§ **Supplied records**:
--- --- ---

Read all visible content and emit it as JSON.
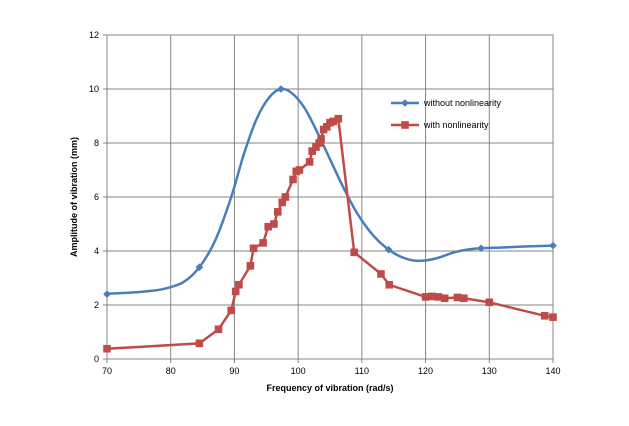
{
  "chart_data": {
    "type": "line",
    "xlabel": "Frequency of vibration (rad/s)",
    "ylabel": "Amplitude of vibration (mm)",
    "xlim": [
      70,
      140
    ],
    "ylim": [
      0,
      12
    ],
    "x_ticks": [
      "70",
      "80",
      "90",
      "100",
      "110",
      "120",
      "130",
      "140"
    ],
    "y_ticks": [
      "0",
      "2",
      "4",
      "6",
      "8",
      "10",
      "12"
    ],
    "grid": true,
    "legend_position": "top-right",
    "series": [
      {
        "name": "without nonlinearity",
        "color": "#4A7EBB",
        "marker": "diamond",
        "smooth": true,
        "points": [
          [
            70,
            2.4
          ],
          [
            84.5,
            3.4
          ],
          [
            97.3,
            10.0
          ],
          [
            114.2,
            4.05
          ],
          [
            128.7,
            4.1
          ],
          [
            140,
            4.2
          ]
        ],
        "curve": [
          [
            70,
            2.42
          ],
          [
            73,
            2.45
          ],
          [
            76,
            2.5
          ],
          [
            79,
            2.6
          ],
          [
            82,
            2.85
          ],
          [
            84.5,
            3.4
          ],
          [
            87,
            4.4
          ],
          [
            89.5,
            6.0
          ],
          [
            91.5,
            7.6
          ],
          [
            93.5,
            8.9
          ],
          [
            95.5,
            9.7
          ],
          [
            97.3,
            10.0
          ],
          [
            99,
            9.85
          ],
          [
            101,
            9.3
          ],
          [
            103,
            8.4
          ],
          [
            105,
            7.4
          ],
          [
            107,
            6.4
          ],
          [
            109,
            5.5
          ],
          [
            111,
            4.8
          ],
          [
            112.5,
            4.4
          ],
          [
            114.2,
            4.05
          ],
          [
            116,
            3.8
          ],
          [
            118,
            3.65
          ],
          [
            120,
            3.65
          ],
          [
            122,
            3.75
          ],
          [
            124.5,
            3.95
          ],
          [
            126.5,
            4.05
          ],
          [
            128.7,
            4.1
          ],
          [
            132,
            4.13
          ],
          [
            136,
            4.17
          ],
          [
            140,
            4.2
          ]
        ]
      },
      {
        "name": "with nonlinearity",
        "color": "#BE4B48",
        "marker": "square",
        "smooth": false,
        "points": [
          [
            70,
            0.38
          ],
          [
            84.5,
            0.58
          ],
          [
            87.5,
            1.1
          ],
          [
            89.5,
            1.8
          ],
          [
            90.2,
            2.5
          ],
          [
            90.7,
            2.75
          ],
          [
            92.5,
            3.45
          ],
          [
            93,
            4.1
          ],
          [
            94.5,
            4.3
          ],
          [
            95.3,
            4.9
          ],
          [
            96.2,
            5.0
          ],
          [
            96.8,
            5.45
          ],
          [
            97.5,
            5.8
          ],
          [
            98,
            6.0
          ],
          [
            99.2,
            6.65
          ],
          [
            99.7,
            6.95
          ],
          [
            100.2,
            7.0
          ],
          [
            101.8,
            7.3
          ],
          [
            102.2,
            7.7
          ],
          [
            102.8,
            7.85
          ],
          [
            103.3,
            8.0
          ],
          [
            103.6,
            8.15
          ],
          [
            104,
            8.5
          ],
          [
            104.5,
            8.6
          ],
          [
            105,
            8.75
          ],
          [
            105.5,
            8.8
          ],
          [
            106.3,
            8.9
          ],
          [
            108.8,
            3.95
          ],
          [
            113,
            3.15
          ],
          [
            114.3,
            2.75
          ],
          [
            120,
            2.3
          ],
          [
            121,
            2.32
          ],
          [
            122,
            2.3
          ],
          [
            123,
            2.25
          ],
          [
            125,
            2.28
          ],
          [
            126,
            2.25
          ],
          [
            130,
            2.1
          ],
          [
            138.7,
            1.6
          ],
          [
            140,
            1.55
          ]
        ]
      }
    ]
  }
}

--- --- ---

§ **Work to complete**:
Using the data above, write out every line exactly, leaving the images behind.

§ **Result of this exercise**:
Read all visible content and emit it as JSON.
{
  "chart_data": {
    "type": "line",
    "xlabel": "Frequency of vibration (rad/s)",
    "ylabel": "Amplitude of vibration (mm)",
    "xlim": [
      70,
      140
    ],
    "ylim": [
      0,
      12
    ],
    "x_ticks": [
      "70",
      "80",
      "90",
      "100",
      "110",
      "120",
      "130",
      "140"
    ],
    "y_ticks": [
      "0",
      "2",
      "4",
      "6",
      "8",
      "10",
      "12"
    ],
    "grid": true,
    "legend_position": "top-right",
    "series": [
      {
        "name": "without nonlinearity",
        "color": "#4A7EBB",
        "marker": "diamond",
        "smooth": true,
        "points": [
          [
            70,
            2.4
          ],
          [
            84.5,
            3.4
          ],
          [
            97.3,
            10.0
          ],
          [
            114.2,
            4.05
          ],
          [
            128.7,
            4.1
          ],
          [
            140,
            4.2
          ]
        ],
        "curve": [
          [
            70,
            2.42
          ],
          [
            73,
            2.45
          ],
          [
            76,
            2.5
          ],
          [
            79,
            2.6
          ],
          [
            82,
            2.85
          ],
          [
            84.5,
            3.4
          ],
          [
            87,
            4.4
          ],
          [
            89.5,
            6.0
          ],
          [
            91.5,
            7.6
          ],
          [
            93.5,
            8.9
          ],
          [
            95.5,
            9.7
          ],
          [
            97.3,
            10.0
          ],
          [
            99,
            9.85
          ],
          [
            101,
            9.3
          ],
          [
            103,
            8.4
          ],
          [
            105,
            7.4
          ],
          [
            107,
            6.4
          ],
          [
            109,
            5.5
          ],
          [
            111,
            4.8
          ],
          [
            112.5,
            4.4
          ],
          [
            114.2,
            4.05
          ],
          [
            116,
            3.8
          ],
          [
            118,
            3.65
          ],
          [
            120,
            3.65
          ],
          [
            122,
            3.75
          ],
          [
            124.5,
            3.95
          ],
          [
            126.5,
            4.05
          ],
          [
            128.7,
            4.1
          ],
          [
            132,
            4.13
          ],
          [
            136,
            4.17
          ],
          [
            140,
            4.2
          ]
        ]
      },
      {
        "name": "with nonlinearity",
        "color": "#BE4B48",
        "marker": "square",
        "smooth": false,
        "points": [
          [
            70,
            0.38
          ],
          [
            84.5,
            0.58
          ],
          [
            87.5,
            1.1
          ],
          [
            89.5,
            1.8
          ],
          [
            90.2,
            2.5
          ],
          [
            90.7,
            2.75
          ],
          [
            92.5,
            3.45
          ],
          [
            93,
            4.1
          ],
          [
            94.5,
            4.3
          ],
          [
            95.3,
            4.9
          ],
          [
            96.2,
            5.0
          ],
          [
            96.8,
            5.45
          ],
          [
            97.5,
            5.8
          ],
          [
            98,
            6.0
          ],
          [
            99.2,
            6.65
          ],
          [
            99.7,
            6.95
          ],
          [
            100.2,
            7.0
          ],
          [
            101.8,
            7.3
          ],
          [
            102.2,
            7.7
          ],
          [
            102.8,
            7.85
          ],
          [
            103.3,
            8.0
          ],
          [
            103.6,
            8.15
          ],
          [
            104,
            8.5
          ],
          [
            104.5,
            8.6
          ],
          [
            105,
            8.75
          ],
          [
            105.5,
            8.8
          ],
          [
            106.3,
            8.9
          ],
          [
            108.8,
            3.95
          ],
          [
            113,
            3.15
          ],
          [
            114.3,
            2.75
          ],
          [
            120,
            2.3
          ],
          [
            121,
            2.32
          ],
          [
            122,
            2.3
          ],
          [
            123,
            2.25
          ],
          [
            125,
            2.28
          ],
          [
            126,
            2.25
          ],
          [
            130,
            2.1
          ],
          [
            138.7,
            1.6
          ],
          [
            140,
            1.55
          ]
        ]
      }
    ]
  }
}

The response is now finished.